(Dataset records)
# # # # #

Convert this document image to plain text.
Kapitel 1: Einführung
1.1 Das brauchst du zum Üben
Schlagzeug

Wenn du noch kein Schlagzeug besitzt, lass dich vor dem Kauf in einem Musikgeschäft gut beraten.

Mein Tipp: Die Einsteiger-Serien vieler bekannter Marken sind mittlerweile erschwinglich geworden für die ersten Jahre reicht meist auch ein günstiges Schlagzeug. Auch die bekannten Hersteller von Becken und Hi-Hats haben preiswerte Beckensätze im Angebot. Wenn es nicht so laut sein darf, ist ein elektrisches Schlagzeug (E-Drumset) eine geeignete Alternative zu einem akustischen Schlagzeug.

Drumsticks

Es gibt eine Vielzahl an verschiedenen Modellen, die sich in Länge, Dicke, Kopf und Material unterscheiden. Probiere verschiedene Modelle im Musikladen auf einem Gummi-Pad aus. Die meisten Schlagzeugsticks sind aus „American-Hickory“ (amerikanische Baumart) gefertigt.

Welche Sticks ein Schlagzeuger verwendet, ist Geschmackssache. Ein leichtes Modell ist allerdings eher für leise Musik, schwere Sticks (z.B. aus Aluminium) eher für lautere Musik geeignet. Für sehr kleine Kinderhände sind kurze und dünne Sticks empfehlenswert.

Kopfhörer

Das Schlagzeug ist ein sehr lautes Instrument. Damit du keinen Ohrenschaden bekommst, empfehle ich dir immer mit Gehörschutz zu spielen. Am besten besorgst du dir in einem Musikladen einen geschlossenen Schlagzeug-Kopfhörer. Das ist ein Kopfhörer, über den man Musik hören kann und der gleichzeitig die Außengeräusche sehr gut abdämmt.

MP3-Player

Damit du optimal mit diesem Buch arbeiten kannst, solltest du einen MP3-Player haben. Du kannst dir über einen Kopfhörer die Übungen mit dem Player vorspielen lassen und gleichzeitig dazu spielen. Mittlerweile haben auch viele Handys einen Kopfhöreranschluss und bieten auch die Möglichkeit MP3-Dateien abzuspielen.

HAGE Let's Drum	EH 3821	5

# # # # #

> **EXERCISE REQUIREMENTS**:
Return all the data exactly as given.

> **WORKED ANSWER**:
Convert this document image to plain text.
Kapitel 1: Einführung
1.1 Das brauchst du zum Üben
Schlagzeug

Wenn du noch kein Schlagzeug besitzt, lass dich vor dem Kauf in einem Musikgeschäft gut beraten.

Mein Tipp: Die Einsteiger-Serien vieler bekannter Marken sind mittlerweile erschwinglich geworden für die ersten Jahre reicht meist auch ein günstiges Schlagzeug. Auch die bekannten Hersteller von Becken und Hi-Hats haben preiswerte Beckensätze im Angebot. Wenn es nicht so laut sein darf, ist ein elektrisches Schlagzeug (E-Drumset) eine geeignete Alternative zu einem akustischen Schlagzeug.

Drumsticks

Es gibt eine Vielzahl an verschiedenen Modellen, die sich in Länge, Dicke, Kopf und Material unterscheiden. Probiere verschiedene Modelle im Musikladen auf einem Gummi-Pad aus. Die meisten Schlagzeugsticks sind aus „American-Hickory“ (amerikanische Baumart) gefertigt.

Welche Sticks ein Schlagzeuger verwendet, ist Geschmackssache. Ein leichtes Modell ist allerdings eher für leise Musik, schwere Sticks (z.B. aus Aluminium) eher für lautere Musik geeignet. Für sehr kleine Kinderhände sind kurze und dünne Sticks empfehlenswert.

Kopfhörer

Das Schlagzeug ist ein sehr lautes Instrument. Damit du keinen Ohrenschaden bekommst, empfehle ich dir immer mit Gehörschutz zu spielen. Am besten besorgst du dir in einem Musikladen einen geschlossenen Schlagzeug-Kopfhörer. Das ist ein Kopfhörer, über den man Musik hören kann und der gleichzeitig die Außengeräusche sehr gut abdämmt.

MP3-Player

Damit du optimal mit diesem Buch arbeiten kannst, solltest du einen MP3-Player haben. Du kannst dir über einen Kopfhörer die Übungen mit dem Player vorspielen lassen und gleichzeitig dazu spielen. Mittlerweile haben auch viele Handys einen Kopfhöreranschluss und bieten auch die Möglichkeit MP3-Dateien abzuspielen.

HAGE Let's Drum	EH 3821	5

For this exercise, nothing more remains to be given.